Entries with figure data:
--- begin ---

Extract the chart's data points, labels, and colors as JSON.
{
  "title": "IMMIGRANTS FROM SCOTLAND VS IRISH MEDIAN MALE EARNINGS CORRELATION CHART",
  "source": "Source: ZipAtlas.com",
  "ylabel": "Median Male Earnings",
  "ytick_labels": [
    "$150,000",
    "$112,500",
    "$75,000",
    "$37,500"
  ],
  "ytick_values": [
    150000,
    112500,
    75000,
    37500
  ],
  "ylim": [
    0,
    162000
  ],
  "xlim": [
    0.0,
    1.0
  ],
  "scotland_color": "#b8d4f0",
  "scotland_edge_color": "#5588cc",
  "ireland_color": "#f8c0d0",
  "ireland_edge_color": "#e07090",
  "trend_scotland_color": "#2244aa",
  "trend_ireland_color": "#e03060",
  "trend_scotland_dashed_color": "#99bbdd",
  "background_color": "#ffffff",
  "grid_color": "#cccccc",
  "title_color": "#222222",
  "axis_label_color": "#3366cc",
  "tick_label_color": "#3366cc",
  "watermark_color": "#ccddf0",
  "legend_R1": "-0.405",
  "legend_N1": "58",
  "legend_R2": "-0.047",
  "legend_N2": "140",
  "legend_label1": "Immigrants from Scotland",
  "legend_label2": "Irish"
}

--- end ---
--- begin ---

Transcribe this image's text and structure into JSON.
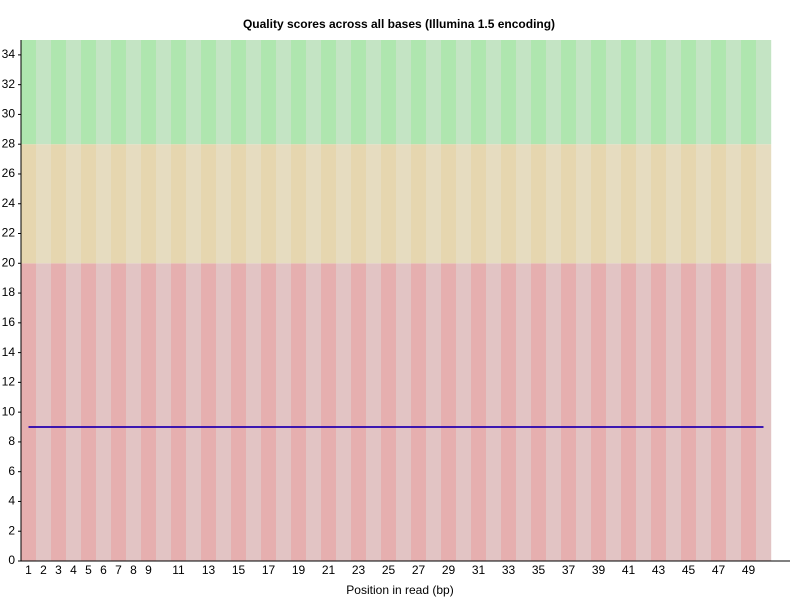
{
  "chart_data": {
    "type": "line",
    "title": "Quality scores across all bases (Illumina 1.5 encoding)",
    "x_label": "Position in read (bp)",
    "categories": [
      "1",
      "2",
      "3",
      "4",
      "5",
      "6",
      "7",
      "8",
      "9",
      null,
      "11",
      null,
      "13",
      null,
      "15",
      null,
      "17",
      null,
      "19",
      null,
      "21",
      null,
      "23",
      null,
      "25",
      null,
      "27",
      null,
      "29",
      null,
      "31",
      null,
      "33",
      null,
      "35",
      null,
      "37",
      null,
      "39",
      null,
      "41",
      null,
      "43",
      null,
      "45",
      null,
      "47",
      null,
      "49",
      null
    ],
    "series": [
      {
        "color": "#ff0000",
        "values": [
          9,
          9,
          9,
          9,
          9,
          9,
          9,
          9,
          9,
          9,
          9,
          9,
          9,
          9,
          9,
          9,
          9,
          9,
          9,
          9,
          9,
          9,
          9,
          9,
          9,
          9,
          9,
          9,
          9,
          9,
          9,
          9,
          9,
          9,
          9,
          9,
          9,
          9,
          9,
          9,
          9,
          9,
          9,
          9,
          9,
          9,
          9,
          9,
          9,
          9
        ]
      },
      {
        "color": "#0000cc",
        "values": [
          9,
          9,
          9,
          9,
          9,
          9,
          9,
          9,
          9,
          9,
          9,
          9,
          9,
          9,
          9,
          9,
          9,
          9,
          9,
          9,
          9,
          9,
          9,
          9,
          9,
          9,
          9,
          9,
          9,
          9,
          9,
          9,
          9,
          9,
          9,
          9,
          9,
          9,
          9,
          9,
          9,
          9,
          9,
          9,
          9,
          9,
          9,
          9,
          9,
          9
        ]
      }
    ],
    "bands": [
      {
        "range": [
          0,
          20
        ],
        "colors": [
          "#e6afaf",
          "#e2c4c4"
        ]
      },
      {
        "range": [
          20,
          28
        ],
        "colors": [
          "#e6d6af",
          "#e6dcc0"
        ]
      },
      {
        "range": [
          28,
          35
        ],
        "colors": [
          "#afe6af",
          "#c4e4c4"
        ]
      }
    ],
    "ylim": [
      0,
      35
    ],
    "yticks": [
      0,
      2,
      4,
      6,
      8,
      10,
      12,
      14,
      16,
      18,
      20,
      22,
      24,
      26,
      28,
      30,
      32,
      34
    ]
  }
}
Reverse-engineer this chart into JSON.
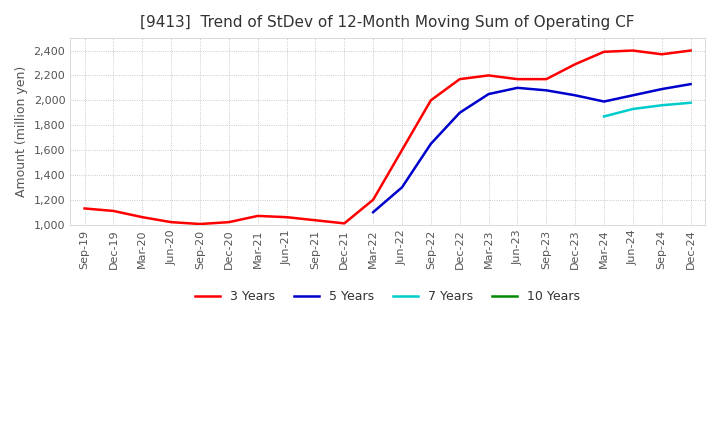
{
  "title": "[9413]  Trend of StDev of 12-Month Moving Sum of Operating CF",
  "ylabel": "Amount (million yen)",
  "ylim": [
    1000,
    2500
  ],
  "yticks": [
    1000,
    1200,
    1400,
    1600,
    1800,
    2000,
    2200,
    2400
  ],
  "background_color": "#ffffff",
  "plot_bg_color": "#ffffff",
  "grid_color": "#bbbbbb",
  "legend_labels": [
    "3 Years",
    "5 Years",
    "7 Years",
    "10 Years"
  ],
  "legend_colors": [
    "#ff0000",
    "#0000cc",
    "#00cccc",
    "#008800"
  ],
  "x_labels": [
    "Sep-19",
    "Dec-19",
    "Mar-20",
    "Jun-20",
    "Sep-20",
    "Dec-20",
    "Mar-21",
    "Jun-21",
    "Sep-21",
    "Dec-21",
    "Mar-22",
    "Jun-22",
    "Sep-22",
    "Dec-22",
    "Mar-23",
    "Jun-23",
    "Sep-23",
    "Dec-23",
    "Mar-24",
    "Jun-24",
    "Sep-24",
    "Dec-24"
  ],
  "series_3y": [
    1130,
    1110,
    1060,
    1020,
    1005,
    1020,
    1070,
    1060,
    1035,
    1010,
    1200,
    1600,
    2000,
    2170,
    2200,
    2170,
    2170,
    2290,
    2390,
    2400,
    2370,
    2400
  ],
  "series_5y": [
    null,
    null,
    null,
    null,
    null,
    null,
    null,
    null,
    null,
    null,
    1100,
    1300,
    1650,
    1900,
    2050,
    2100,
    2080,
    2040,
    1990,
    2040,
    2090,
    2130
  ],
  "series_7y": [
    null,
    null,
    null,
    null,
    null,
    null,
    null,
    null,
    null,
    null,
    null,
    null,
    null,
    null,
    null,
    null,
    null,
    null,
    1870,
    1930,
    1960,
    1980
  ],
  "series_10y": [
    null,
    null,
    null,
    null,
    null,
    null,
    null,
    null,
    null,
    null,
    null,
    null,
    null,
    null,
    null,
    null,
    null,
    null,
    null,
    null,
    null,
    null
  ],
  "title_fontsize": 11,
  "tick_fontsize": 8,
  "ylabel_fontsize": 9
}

--- end ---

Do this.
Exactly how many lines of the material contain the word "JSON"? Write the number alone.

Answer to the task.
3